-------- Data extract
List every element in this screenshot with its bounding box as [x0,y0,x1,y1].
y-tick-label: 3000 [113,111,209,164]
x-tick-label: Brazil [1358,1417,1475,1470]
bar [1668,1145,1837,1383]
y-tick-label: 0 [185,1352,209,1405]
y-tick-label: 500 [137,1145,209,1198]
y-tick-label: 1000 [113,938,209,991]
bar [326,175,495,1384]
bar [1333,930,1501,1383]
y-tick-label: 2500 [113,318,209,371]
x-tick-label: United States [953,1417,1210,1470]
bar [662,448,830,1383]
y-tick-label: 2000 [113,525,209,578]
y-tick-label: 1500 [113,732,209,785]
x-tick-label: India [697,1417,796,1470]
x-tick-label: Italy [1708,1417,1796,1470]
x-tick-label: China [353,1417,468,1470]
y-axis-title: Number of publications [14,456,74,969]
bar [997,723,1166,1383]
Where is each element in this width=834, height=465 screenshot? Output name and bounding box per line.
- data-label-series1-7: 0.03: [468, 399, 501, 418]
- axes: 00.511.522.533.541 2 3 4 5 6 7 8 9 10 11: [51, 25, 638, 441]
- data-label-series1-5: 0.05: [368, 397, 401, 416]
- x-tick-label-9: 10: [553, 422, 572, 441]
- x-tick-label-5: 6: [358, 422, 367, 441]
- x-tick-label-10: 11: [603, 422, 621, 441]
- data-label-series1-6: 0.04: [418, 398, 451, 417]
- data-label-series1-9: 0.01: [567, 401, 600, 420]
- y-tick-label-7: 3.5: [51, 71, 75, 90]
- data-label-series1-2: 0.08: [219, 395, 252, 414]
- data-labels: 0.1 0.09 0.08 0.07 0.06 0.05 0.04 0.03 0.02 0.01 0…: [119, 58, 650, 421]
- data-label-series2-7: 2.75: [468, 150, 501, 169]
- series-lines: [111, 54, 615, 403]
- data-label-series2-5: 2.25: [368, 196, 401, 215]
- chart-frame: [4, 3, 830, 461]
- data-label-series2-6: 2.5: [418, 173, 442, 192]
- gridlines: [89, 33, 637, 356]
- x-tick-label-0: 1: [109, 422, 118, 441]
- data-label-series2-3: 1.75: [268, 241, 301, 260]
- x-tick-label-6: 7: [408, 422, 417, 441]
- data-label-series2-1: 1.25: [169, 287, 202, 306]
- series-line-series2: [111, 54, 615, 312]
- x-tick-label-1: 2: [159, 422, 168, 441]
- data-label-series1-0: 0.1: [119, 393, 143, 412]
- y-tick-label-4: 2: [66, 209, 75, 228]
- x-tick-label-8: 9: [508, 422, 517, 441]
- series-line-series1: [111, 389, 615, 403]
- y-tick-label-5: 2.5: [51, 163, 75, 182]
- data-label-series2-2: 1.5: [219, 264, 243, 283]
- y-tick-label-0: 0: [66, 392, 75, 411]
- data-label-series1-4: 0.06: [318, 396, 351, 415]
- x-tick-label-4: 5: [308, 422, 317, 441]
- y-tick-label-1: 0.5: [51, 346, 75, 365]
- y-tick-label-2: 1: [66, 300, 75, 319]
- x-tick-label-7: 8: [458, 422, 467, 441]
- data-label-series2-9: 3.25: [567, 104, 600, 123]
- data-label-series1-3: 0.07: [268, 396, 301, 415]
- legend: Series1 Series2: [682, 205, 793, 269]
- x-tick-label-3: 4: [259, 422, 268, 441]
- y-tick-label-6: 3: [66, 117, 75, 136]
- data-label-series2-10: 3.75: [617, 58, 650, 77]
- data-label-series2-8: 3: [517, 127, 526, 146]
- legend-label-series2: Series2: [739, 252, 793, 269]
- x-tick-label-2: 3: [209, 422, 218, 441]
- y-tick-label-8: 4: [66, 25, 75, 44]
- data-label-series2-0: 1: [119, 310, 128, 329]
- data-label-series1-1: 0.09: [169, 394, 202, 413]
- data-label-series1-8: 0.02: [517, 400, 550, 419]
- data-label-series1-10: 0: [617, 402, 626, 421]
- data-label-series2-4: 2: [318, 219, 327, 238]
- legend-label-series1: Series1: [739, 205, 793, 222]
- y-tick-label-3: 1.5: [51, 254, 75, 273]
----------------
Work to do ▸ Echo all of the rows above, reproducing every line without any change.

Complete output ▸
List every element in this screenshot with its bounding box as [x0,y0,x1,y1].
y-tick-label: 3000 [113,111,209,164]
x-tick-label: Brazil [1358,1417,1475,1470]
bar [1668,1145,1837,1383]
y-tick-label: 0 [185,1352,209,1405]
y-tick-label: 500 [137,1145,209,1198]
y-tick-label: 1000 [113,938,209,991]
bar [326,175,495,1384]
bar [1333,930,1501,1383]
y-tick-label: 2500 [113,318,209,371]
x-tick-label: United States [953,1417,1210,1470]
bar [662,448,830,1383]
y-tick-label: 2000 [113,525,209,578]
y-tick-label: 1500 [113,732,209,785]
x-tick-label: India [697,1417,796,1470]
x-tick-label: Italy [1708,1417,1796,1470]
x-tick-label: China [353,1417,468,1470]
y-axis-title: Number of publications [14,456,74,969]
bar [997,723,1166,1383]
Where is each element in this width=834, height=465 screenshot? Output name and bounding box per line.
- data-label-series1-7: 0.03: [468, 399, 501, 418]
- axes: 00.511.522.533.541 2 3 4 5 6 7 8 9 10 11: [51, 25, 638, 441]
- data-label-series1-5: 0.05: [368, 397, 401, 416]
- x-tick-label-9: 10: [553, 422, 572, 441]
- x-tick-label-5: 6: [358, 422, 367, 441]
- x-tick-label-10: 11: [603, 422, 621, 441]
- data-label-series1-6: 0.04: [418, 398, 451, 417]
- data-label-series1-9: 0.01: [567, 401, 600, 420]
- y-tick-label-7: 3.5: [51, 71, 75, 90]
- data-label-series1-2: 0.08: [219, 395, 252, 414]
- data-labels: 0.1 0.09 0.08 0.07 0.06 0.05 0.04 0.03 0.02 0.01 0…: [119, 58, 650, 421]
- data-label-series2-7: 2.75: [468, 150, 501, 169]
- series-lines: [111, 54, 615, 403]
- data-label-series2-5: 2.25: [368, 196, 401, 215]
- chart-frame: [4, 3, 830, 461]
- data-label-series2-6: 2.5: [418, 173, 442, 192]
- gridlines: [89, 33, 637, 356]
- x-tick-label-0: 1: [109, 422, 118, 441]
- data-label-series2-3: 1.75: [268, 241, 301, 260]
- x-tick-label-6: 7: [408, 422, 417, 441]
- data-label-series2-1: 1.25: [169, 287, 202, 306]
- series-line-series2: [111, 54, 615, 312]
- x-tick-label-1: 2: [159, 422, 168, 441]
- data-label-series1-0: 0.1: [119, 393, 143, 412]
- y-tick-label-4: 2: [66, 209, 75, 228]
- x-tick-label-8: 9: [508, 422, 517, 441]
- series-line-series1: [111, 389, 615, 403]
- y-tick-label-5: 2.5: [51, 163, 75, 182]
- data-label-series2-2: 1.5: [219, 264, 243, 283]
- y-tick-label-0: 0: [66, 392, 75, 411]
- data-label-series1-4: 0.06: [318, 396, 351, 415]
- x-tick-label-4: 5: [308, 422, 317, 441]
- y-tick-label-1: 0.5: [51, 346, 75, 365]
- y-tick-label-2: 1: [66, 300, 75, 319]
- x-tick-label-7: 8: [458, 422, 467, 441]
- data-label-series2-9: 3.25: [567, 104, 600, 123]
- data-label-series1-3: 0.07: [268, 396, 301, 415]
- legend: Series1 Series2: [682, 205, 793, 269]
- x-tick-label-3: 4: [259, 422, 268, 441]
- y-tick-label-6: 3: [66, 117, 75, 136]
- data-label-series2-10: 3.75: [617, 58, 650, 77]
- data-label-series2-8: 3: [517, 127, 526, 146]
- legend-label-series2: Series2: [739, 252, 793, 269]
- x-tick-label-2: 3: [209, 422, 218, 441]
- y-tick-label-8: 4: [66, 25, 75, 44]
- data-label-series2-0: 1: [119, 310, 128, 329]
- data-label-series1-1: 0.09: [169, 394, 202, 413]
- data-label-series1-8: 0.02: [517, 400, 550, 419]
- data-label-series1-10: 0: [617, 402, 626, 421]
- data-label-series2-4: 2: [318, 219, 327, 238]
- legend-label-series1: Series1: [739, 205, 793, 222]
- y-tick-label-3: 1.5: [51, 254, 75, 273]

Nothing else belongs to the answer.